-- start of Records supplied --
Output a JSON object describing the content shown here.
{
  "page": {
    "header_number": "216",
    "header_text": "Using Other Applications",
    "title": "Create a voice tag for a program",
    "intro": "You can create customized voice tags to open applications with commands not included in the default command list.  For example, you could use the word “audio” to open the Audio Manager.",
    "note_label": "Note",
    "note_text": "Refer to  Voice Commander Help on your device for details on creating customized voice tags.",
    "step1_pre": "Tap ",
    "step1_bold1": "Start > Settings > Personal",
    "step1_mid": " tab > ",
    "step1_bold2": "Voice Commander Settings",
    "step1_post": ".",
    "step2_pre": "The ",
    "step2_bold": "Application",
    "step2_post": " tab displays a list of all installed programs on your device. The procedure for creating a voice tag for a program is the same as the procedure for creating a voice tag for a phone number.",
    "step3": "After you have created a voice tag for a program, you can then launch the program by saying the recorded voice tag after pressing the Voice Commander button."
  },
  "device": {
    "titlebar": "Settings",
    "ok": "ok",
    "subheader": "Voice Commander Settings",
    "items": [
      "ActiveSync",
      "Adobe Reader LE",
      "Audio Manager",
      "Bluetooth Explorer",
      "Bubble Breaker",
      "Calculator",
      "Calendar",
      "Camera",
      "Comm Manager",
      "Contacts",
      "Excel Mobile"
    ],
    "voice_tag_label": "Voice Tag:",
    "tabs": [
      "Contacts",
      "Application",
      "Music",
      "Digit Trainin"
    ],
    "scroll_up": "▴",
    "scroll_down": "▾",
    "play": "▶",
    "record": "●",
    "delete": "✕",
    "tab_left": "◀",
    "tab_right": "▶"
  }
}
-- end of Records supplied --
- [What is asked] Give the count of lines holding the word "creating" and nothing more.

- [Complete output] 2